Retype the data below without altering anything.

## Start RECORDS FOR PROCESSING

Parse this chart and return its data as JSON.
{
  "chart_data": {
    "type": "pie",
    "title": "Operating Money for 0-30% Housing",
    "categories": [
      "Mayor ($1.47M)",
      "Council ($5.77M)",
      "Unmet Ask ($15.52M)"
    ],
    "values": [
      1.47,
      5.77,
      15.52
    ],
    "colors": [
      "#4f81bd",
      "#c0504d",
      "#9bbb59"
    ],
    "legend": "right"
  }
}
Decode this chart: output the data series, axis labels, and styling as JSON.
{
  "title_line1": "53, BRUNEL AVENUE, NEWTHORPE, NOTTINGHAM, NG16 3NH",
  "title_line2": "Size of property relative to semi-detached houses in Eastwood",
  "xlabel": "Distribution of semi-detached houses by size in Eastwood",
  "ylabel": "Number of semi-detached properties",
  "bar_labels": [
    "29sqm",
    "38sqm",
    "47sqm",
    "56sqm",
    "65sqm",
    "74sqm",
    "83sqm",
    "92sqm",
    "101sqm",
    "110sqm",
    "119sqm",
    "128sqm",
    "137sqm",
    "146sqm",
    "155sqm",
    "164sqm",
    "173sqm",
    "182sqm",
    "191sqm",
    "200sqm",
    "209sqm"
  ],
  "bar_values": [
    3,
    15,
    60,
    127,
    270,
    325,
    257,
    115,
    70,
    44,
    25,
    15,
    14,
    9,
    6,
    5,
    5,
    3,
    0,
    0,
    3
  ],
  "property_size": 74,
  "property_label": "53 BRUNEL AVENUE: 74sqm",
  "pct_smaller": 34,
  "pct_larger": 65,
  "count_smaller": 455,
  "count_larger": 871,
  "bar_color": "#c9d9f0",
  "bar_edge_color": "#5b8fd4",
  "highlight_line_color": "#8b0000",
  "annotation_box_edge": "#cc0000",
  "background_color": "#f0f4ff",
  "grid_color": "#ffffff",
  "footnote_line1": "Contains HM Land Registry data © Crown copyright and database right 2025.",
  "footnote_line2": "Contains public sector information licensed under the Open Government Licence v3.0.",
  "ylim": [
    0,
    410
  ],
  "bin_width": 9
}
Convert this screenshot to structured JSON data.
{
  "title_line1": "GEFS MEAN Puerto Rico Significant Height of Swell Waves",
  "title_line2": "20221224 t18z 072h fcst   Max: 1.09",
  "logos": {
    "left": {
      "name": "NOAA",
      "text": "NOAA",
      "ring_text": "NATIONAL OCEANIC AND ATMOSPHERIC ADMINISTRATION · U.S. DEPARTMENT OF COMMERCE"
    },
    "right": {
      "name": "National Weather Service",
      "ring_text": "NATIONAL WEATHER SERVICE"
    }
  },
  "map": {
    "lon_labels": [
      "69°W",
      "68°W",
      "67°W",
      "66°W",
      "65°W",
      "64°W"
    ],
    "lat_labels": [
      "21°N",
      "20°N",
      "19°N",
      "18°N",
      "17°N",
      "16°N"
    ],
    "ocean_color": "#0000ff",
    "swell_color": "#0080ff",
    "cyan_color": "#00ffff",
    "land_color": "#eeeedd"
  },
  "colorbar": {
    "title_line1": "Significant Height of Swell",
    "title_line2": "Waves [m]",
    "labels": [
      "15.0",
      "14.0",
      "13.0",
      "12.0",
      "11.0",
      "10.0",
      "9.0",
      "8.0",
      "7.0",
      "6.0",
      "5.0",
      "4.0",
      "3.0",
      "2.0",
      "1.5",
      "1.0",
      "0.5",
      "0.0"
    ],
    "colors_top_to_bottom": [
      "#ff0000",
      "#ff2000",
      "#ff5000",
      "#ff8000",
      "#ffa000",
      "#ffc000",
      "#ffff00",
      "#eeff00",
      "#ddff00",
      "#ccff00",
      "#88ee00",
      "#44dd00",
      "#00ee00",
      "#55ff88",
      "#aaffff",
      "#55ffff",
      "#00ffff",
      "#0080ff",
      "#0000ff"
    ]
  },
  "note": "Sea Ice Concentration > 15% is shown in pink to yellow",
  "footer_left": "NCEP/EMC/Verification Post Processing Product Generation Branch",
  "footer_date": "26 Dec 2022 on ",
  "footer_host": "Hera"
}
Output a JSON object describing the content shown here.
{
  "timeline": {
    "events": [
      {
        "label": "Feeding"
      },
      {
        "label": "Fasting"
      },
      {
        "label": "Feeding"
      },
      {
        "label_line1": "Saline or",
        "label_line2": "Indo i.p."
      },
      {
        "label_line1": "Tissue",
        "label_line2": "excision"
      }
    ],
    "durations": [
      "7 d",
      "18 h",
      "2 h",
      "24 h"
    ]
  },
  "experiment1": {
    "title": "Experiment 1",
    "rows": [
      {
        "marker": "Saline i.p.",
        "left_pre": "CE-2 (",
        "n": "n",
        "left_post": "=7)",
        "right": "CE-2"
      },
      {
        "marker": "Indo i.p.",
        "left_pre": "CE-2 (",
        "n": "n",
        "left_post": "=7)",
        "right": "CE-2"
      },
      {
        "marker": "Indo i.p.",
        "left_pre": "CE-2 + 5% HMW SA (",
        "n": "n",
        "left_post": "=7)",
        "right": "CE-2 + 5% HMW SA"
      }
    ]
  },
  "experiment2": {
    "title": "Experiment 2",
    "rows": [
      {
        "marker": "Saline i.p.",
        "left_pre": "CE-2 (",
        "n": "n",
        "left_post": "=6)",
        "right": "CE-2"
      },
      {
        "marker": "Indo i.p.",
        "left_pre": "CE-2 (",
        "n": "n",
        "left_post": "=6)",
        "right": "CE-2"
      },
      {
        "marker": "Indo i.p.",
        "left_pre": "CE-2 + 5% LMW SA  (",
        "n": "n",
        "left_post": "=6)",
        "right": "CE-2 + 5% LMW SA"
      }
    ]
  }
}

## End RECORDS FOR PROCESSING

**TASK OUTPUT:**
Parse this chart and return its data as JSON.
{
  "chart_data": {
    "type": "pie",
    "title": "Operating Money for 0-30% Housing",
    "categories": [
      "Mayor ($1.47M)",
      "Council ($5.77M)",
      "Unmet Ask ($15.52M)"
    ],
    "values": [
      1.47,
      5.77,
      15.52
    ],
    "colors": [
      "#4f81bd",
      "#c0504d",
      "#9bbb59"
    ],
    "legend": "right"
  }
}
Decode this chart: output the data series, axis labels, and styling as JSON.
{
  "title_line1": "53, BRUNEL AVENUE, NEWTHORPE, NOTTINGHAM, NG16 3NH",
  "title_line2": "Size of property relative to semi-detached houses in Eastwood",
  "xlabel": "Distribution of semi-detached houses by size in Eastwood",
  "ylabel": "Number of semi-detached properties",
  "bar_labels": [
    "29sqm",
    "38sqm",
    "47sqm",
    "56sqm",
    "65sqm",
    "74sqm",
    "83sqm",
    "92sqm",
    "101sqm",
    "110sqm",
    "119sqm",
    "128sqm",
    "137sqm",
    "146sqm",
    "155sqm",
    "164sqm",
    "173sqm",
    "182sqm",
    "191sqm",
    "200sqm",
    "209sqm"
  ],
  "bar_values": [
    3,
    15,
    60,
    127,
    270,
    325,
    257,
    115,
    70,
    44,
    25,
    15,
    14,
    9,
    6,
    5,
    5,
    3,
    0,
    0,
    3
  ],
  "property_size": 74,
  "property_label": "53 BRUNEL AVENUE: 74sqm",
  "pct_smaller": 34,
  "pct_larger": 65,
  "count_smaller": 455,
  "count_larger": 871,
  "bar_color": "#c9d9f0",
  "bar_edge_color": "#5b8fd4",
  "highlight_line_color": "#8b0000",
  "annotation_box_edge": "#cc0000",
  "background_color": "#f0f4ff",
  "grid_color": "#ffffff",
  "footnote_line1": "Contains HM Land Registry data © Crown copyright and database right 2025.",
  "footnote_line2": "Contains public sector information licensed under the Open Government Licence v3.0.",
  "ylim": [
    0,
    410
  ],
  "bin_width": 9
}
Convert this screenshot to structured JSON data.
{
  "title_line1": "GEFS MEAN Puerto Rico Significant Height of Swell Waves",
  "title_line2": "20221224 t18z 072h fcst   Max: 1.09",
  "logos": {
    "left": {
      "name": "NOAA",
      "text": "NOAA",
      "ring_text": "NATIONAL OCEANIC AND ATMOSPHERIC ADMINISTRATION · U.S. DEPARTMENT OF COMMERCE"
    },
    "right": {
      "name": "National Weather Service",
      "ring_text": "NATIONAL WEATHER SERVICE"
    }
  },
  "map": {
    "lon_labels": [
      "69°W",
      "68°W",
      "67°W",
      "66°W",
      "65°W",
      "64°W"
    ],
    "lat_labels": [
      "21°N",
      "20°N",
      "19°N",
      "18°N",
      "17°N",
      "16°N"
    ],
    "ocean_color": "#0000ff",
    "swell_color": "#0080ff",
    "cyan_color": "#00ffff",
    "land_color": "#eeeedd"
  },
  "colorbar": {
    "title_line1": "Significant Height of Swell",
    "title_line2": "Waves [m]",
    "labels": [
      "15.0",
      "14.0",
      "13.0",
      "12.0",
      "11.0",
      "10.0",
      "9.0",
      "8.0",
      "7.0",
      "6.0",
      "5.0",
      "4.0",
      "3.0",
      "2.0",
      "1.5",
      "1.0",
      "0.5",
      "0.0"
    ],
    "colors_top_to_bottom": [
      "#ff0000",
      "#ff2000",
      "#ff5000",
      "#ff8000",
      "#ffa000",
      "#ffc000",
      "#ffff00",
      "#eeff00",
      "#ddff00",
      "#ccff00",
      "#88ee00",
      "#44dd00",
      "#00ee00",
      "#55ff88",
      "#aaffff",
      "#55ffff",
      "#00ffff",
      "#0080ff",
      "#0000ff"
    ]
  },
  "note": "Sea Ice Concentration > 15% is shown in pink to yellow",
  "footer_left": "NCEP/EMC/Verification Post Processing Product Generation Branch",
  "footer_date": "26 Dec 2022 on ",
  "footer_host": "Hera"
}
Output a JSON object describing the content shown here.
{
  "timeline": {
    "events": [
      {
        "label": "Feeding"
      },
      {
        "label": "Fasting"
      },
      {
        "label": "Feeding"
      },
      {
        "label_line1": "Saline or",
        "label_line2": "Indo i.p."
      },
      {
        "label_line1": "Tissue",
        "label_line2": "excision"
      }
    ],
    "durations": [
      "7 d",
      "18 h",
      "2 h",
      "24 h"
    ]
  },
  "experiment1": {
    "title": "Experiment 1",
    "rows": [
      {
        "marker": "Saline i.p.",
        "left_pre": "CE-2 (",
        "n": "n",
        "left_post": "=7)",
        "right": "CE-2"
      },
      {
        "marker": "Indo i.p.",
        "left_pre": "CE-2 (",
        "n": "n",
        "left_post": "=7)",
        "right": "CE-2"
      },
      {
        "marker": "Indo i.p.",
        "left_pre": "CE-2 + 5% HMW SA (",
        "n": "n",
        "left_post": "=7)",
        "right": "CE-2 + 5% HMW SA"
      }
    ]
  },
  "experiment2": {
    "title": "Experiment 2",
    "rows": [
      {
        "marker": "Saline i.p.",
        "left_pre": "CE-2 (",
        "n": "n",
        "left_post": "=6)",
        "right": "CE-2"
      },
      {
        "marker": "Indo i.p.",
        "left_pre": "CE-2 (",
        "n": "n",
        "left_post": "=6)",
        "right": "CE-2"
      },
      {
        "marker": "Indo i.p.",
        "left_pre": "CE-2 + 5% LMW SA  (",
        "n": "n",
        "left_post": "=6)",
        "right": "CE-2 + 5% LMW SA"
      }
    ]
  }
}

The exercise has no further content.